• _EXERCISE INSTRUCTIONS_
Write out each record below exactly as it appears, with no pictures.

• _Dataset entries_
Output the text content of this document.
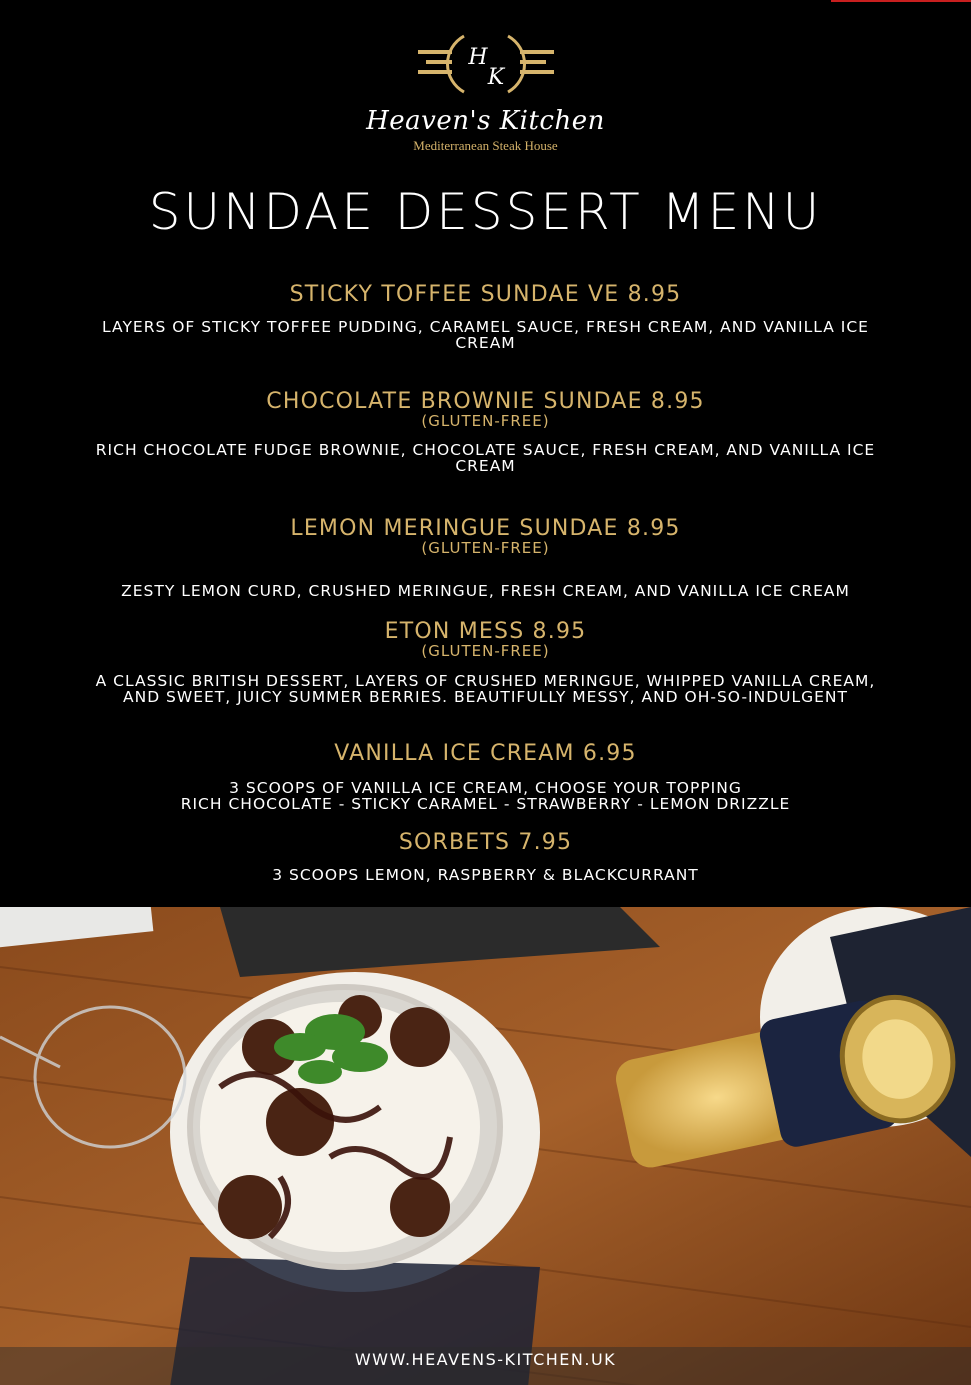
H
K
Heaven's Kitchen
Mediterranean Steak House
SUNDAE DESSERT MENU
STICKY TOFFEE SUNDAE VE 8.95
LAYERS OF STICKY TOFFEE PUDDING, CARAMEL SAUCE, FRESH CREAM, AND VANILLA ICE
CREAM
CHOCOLATE BROWNIE SUNDAE 8.95
(GLUTEN-FREE)
RICH CHOCOLATE FUDGE BROWNIE, CHOCOLATE SAUCE, FRESH CREAM, AND VANILLA ICE
CREAM
LEMON MERINGUE SUNDAE 8.95
(GLUTEN-FREE)
ZESTY LEMON CURD, CRUSHED MERINGUE, FRESH CREAM, AND VANILLA ICE CREAM
ETON MESS 8.95
(GLUTEN-FREE)
A CLASSIC BRITISH DESSERT, LAYERS OF CRUSHED MERINGUE, WHIPPED VANILLA CREAM,
AND SWEET, JUICY SUMMER BERRIES. BEAUTIFULLY MESSY, AND OH-SO-INDULGENT
VANILLA ICE CREAM 6.95
3 SCOOPS OF VANILLA ICE CREAM, CHOOSE YOUR TOPPING
RICH CHOCOLATE - STICKY CARAMEL - STRAWBERRY - LEMON DRIZZLE
SORBETS 7.95
3 SCOOPS LEMON, RASPBERRY & BLACKCURRANT
WWW.HEAVENS-KITCHEN.UK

• _SOLUTION FOR THIS EXERCISE_
Output the text content of this document.
H
K
Heaven's Kitchen
Mediterranean Steak House
SUNDAE DESSERT MENU
STICKY TOFFEE SUNDAE VE 8.95
LAYERS OF STICKY TOFFEE PUDDING, CARAMEL SAUCE, FRESH CREAM, AND VANILLA ICE
CREAM
CHOCOLATE BROWNIE SUNDAE 8.95
(GLUTEN-FREE)
RICH CHOCOLATE FUDGE BROWNIE, CHOCOLATE SAUCE, FRESH CREAM, AND VANILLA ICE
CREAM
LEMON MERINGUE SUNDAE 8.95
(GLUTEN-FREE)
ZESTY LEMON CURD, CRUSHED MERINGUE, FRESH CREAM, AND VANILLA ICE CREAM
ETON MESS 8.95
(GLUTEN-FREE)
A CLASSIC BRITISH DESSERT, LAYERS OF CRUSHED MERINGUE, WHIPPED VANILLA CREAM,
AND SWEET, JUICY SUMMER BERRIES. BEAUTIFULLY MESSY, AND OH-SO-INDULGENT
VANILLA ICE CREAM 6.95
3 SCOOPS OF VANILLA ICE CREAM, CHOOSE YOUR TOPPING
RICH CHOCOLATE - STICKY CARAMEL - STRAWBERRY - LEMON DRIZZLE
SORBETS 7.95
3 SCOOPS LEMON, RASPBERRY & BLACKCURRANT
WWW.HEAVENS-KITCHEN.UK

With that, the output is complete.